** Start Exercise input **

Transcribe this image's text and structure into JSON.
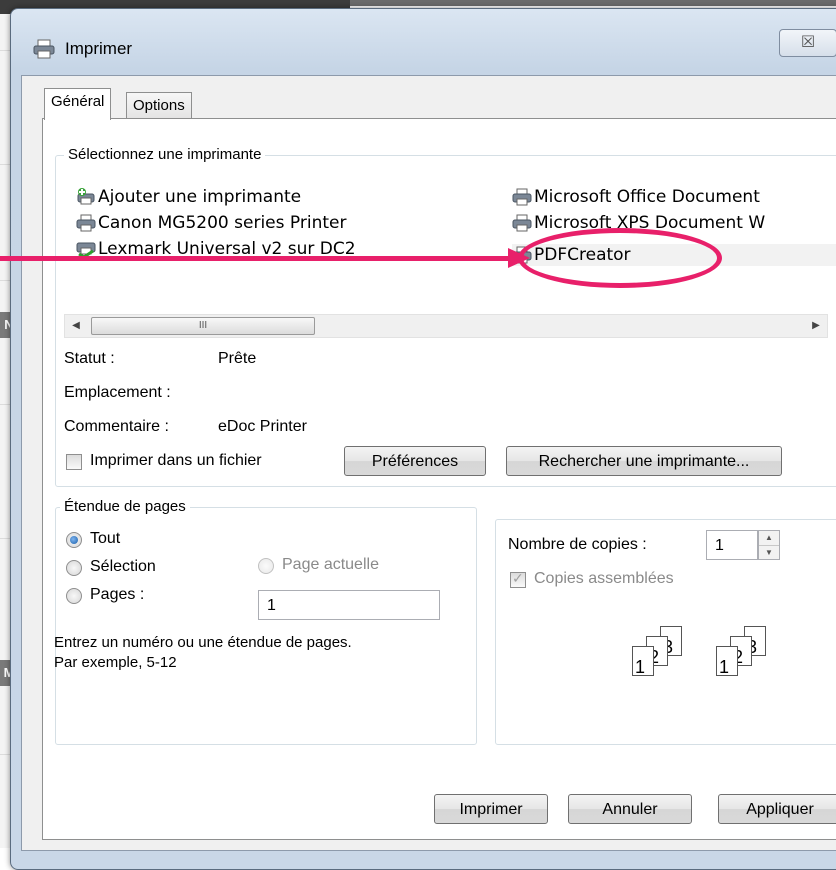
{
  "window": {
    "title": "Imprimer",
    "close_glyph": "☒"
  },
  "tabs": [
    {
      "label": "Général",
      "active": true
    },
    {
      "label": "Options",
      "active": false
    }
  ],
  "printer_group": {
    "title": "Sélectionnez une imprimante",
    "printers_left": [
      {
        "name": "Ajouter une imprimante",
        "icon": "add-printer-icon"
      },
      {
        "name": "Canon MG5200 series Printer",
        "icon": "printer-icon"
      },
      {
        "name": "Lexmark Universal v2 sur DC2",
        "icon": "network-printer-icon"
      }
    ],
    "printers_right": [
      {
        "name": "Microsoft Office Document",
        "icon": "printer-icon"
      },
      {
        "name": "Microsoft XPS Document W",
        "icon": "printer-icon"
      },
      {
        "name": "PDFCreator",
        "icon": "printer-icon",
        "selected": true
      }
    ],
    "scroll_left": "◀",
    "scroll_right": "▶",
    "scroll_grip": "III",
    "status_label": "Statut :",
    "status_value": "Prête",
    "location_label": "Emplacement :",
    "location_value": "",
    "comment_label": "Commentaire :",
    "comment_value": "eDoc Printer",
    "print_to_file_label": "Imprimer dans un fichier",
    "preferences_label": "Préférences",
    "find_printer_label": "Rechercher une imprimante..."
  },
  "page_range": {
    "title": "Étendue de pages",
    "all_label": "Tout",
    "selection_label": "Sélection",
    "current_page_label": "Page actuelle",
    "pages_label": "Pages :",
    "pages_value": "1",
    "hint_line1": "Entrez un numéro ou une étendue de pages.",
    "hint_line2": "Par exemple, 5-12"
  },
  "copies": {
    "count_label": "Nombre de copies :",
    "count_value": "1",
    "collate_label": "Copies assemblées",
    "collate_checked": true,
    "collate_disabled": true,
    "page_numbers": [
      "1",
      "2",
      "3"
    ]
  },
  "buttons": {
    "print_label": "Imprimer",
    "cancel_label": "Annuler",
    "apply_label": "Appliquer"
  },
  "background": {
    "badges": [
      "N",
      "M"
    ]
  },
  "colors": {
    "annotation": "#e8206a",
    "radio_selected": "#1a5ea8"
  }
}
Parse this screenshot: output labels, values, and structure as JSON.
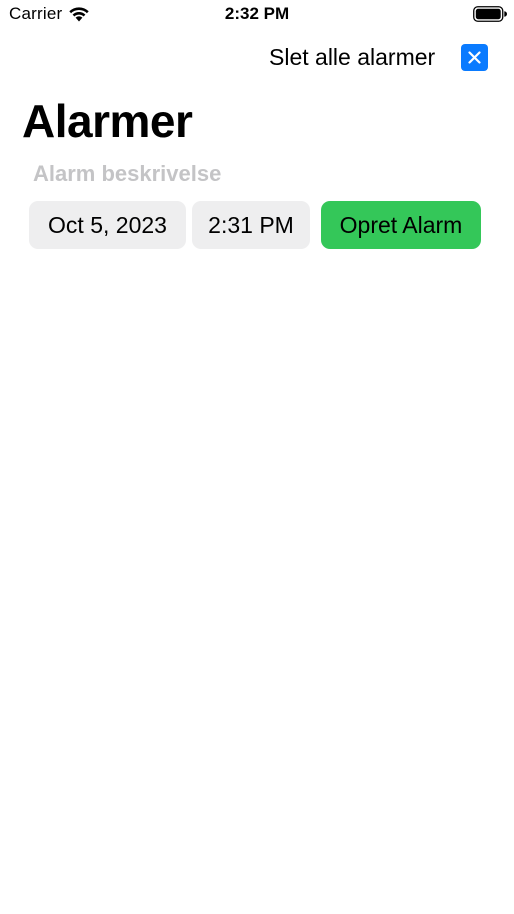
{
  "status_bar": {
    "carrier": "Carrier",
    "time": "2:32 PM",
    "wifi_icon": "wifi-icon",
    "battery_icon": "battery-icon"
  },
  "header": {
    "delete_all_label": "Slet alle alarmer",
    "close_icon": "close-icon",
    "close_color": "#0a7bff"
  },
  "title": "Alarmer",
  "form": {
    "description_placeholder": "Alarm beskrivelse",
    "description_value": "",
    "date": "Oct 5, 2023",
    "time": "2:31 PM",
    "create_label": "Opret Alarm",
    "create_color": "#34c759"
  }
}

** End Exercise input **

→ Given instruction
Scan the lines for the string "this". Pick out every line that has it.

→ Answer in full
Transcribe this image's text and structure into JSON.
Parse this screenshot: output labels, values, and structure as JSON.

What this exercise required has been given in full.